> Problem statement:
In the article about Snagajob, who launched Snagajob, and in what year?

━━━ Passage shown

Snagajob's CEO Peter Harrison: If You Listen Only to Customers, You Risk Riding a Smaller Wave

With the Affordable Care Act and other legislation, we see two trends: employers offering fewer hours and hourly workers needing enough hours to make a living.

Snagajob is an app that matches employer needs with available shift workers in the restaurant, hospitality, and service industries. Its journey to become the largest marketplace for hourly workers in the U.S. took some careful navigation.

Surviving the Early Years

Shawn Boyer launched Snagajob as a job search engine in 2000. The Richmond-based business survived the dot-com bust, and grew into a national employment network. The company went through difficult years - it tried to solve too many problems but needed to focus before it could seek funding and expand.

By April 2013, Boyer and his board recruited serial entrepreneur Peter Harrison as the new CEO. Harrison had earned a reputation of having the right insights and skills to scale a big solution.

Focus on Solving the Biggest Problem First

Harrison's first priority was to focus on expanding Snagajob’s products and services across the hiring lifecycle in the hospitality industry. In February 2016, Harrison secured a $100 million in funding led by Rho Acceleration alongside NewSpring Capital and the Invus Group. This enabled Snagajob to buy Charleston-based PeopleMatter, a hospitality and retail cloud-based talent management system.

━━━━━━
━━━ Source information

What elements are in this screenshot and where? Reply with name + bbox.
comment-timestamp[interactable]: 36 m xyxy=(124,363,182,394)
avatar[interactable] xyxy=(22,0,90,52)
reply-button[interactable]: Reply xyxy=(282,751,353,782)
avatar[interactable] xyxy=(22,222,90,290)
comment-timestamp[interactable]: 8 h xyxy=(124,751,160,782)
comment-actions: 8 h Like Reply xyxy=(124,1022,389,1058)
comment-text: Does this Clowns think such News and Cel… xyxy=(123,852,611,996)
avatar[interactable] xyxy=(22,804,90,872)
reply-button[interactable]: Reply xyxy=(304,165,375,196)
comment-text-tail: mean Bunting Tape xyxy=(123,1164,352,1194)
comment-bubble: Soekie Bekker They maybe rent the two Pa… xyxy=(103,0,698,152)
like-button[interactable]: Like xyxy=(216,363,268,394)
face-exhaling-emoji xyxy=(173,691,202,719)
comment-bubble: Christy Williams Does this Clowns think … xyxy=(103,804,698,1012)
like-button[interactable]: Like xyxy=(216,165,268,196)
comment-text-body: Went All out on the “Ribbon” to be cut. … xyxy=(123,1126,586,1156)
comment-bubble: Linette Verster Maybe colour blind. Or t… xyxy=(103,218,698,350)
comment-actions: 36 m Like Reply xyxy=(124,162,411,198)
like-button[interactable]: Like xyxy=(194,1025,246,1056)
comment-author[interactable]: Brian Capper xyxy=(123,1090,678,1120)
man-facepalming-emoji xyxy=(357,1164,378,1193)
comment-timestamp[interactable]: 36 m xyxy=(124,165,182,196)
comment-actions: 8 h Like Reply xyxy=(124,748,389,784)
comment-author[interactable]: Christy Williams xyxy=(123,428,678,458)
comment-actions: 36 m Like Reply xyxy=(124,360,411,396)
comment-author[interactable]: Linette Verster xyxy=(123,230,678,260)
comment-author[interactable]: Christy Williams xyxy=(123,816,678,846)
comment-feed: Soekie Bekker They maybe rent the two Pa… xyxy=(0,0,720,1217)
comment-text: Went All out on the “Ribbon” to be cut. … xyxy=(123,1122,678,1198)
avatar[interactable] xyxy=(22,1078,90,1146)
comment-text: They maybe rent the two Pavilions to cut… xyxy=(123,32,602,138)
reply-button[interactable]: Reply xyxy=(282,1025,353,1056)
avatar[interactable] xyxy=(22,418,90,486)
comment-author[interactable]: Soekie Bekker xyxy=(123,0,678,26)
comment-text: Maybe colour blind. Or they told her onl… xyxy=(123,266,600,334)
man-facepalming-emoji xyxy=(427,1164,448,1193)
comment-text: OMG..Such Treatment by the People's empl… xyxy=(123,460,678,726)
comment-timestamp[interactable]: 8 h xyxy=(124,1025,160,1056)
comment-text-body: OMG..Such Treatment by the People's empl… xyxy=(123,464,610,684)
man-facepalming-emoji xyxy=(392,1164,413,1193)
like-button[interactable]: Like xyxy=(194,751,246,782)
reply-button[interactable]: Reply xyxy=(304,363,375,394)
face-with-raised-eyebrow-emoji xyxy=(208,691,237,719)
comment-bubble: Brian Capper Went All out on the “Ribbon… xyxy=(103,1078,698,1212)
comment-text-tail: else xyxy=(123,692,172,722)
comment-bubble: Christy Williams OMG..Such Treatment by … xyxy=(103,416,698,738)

━━━━━━

> Solution:
Shawn Boyer, in 2000.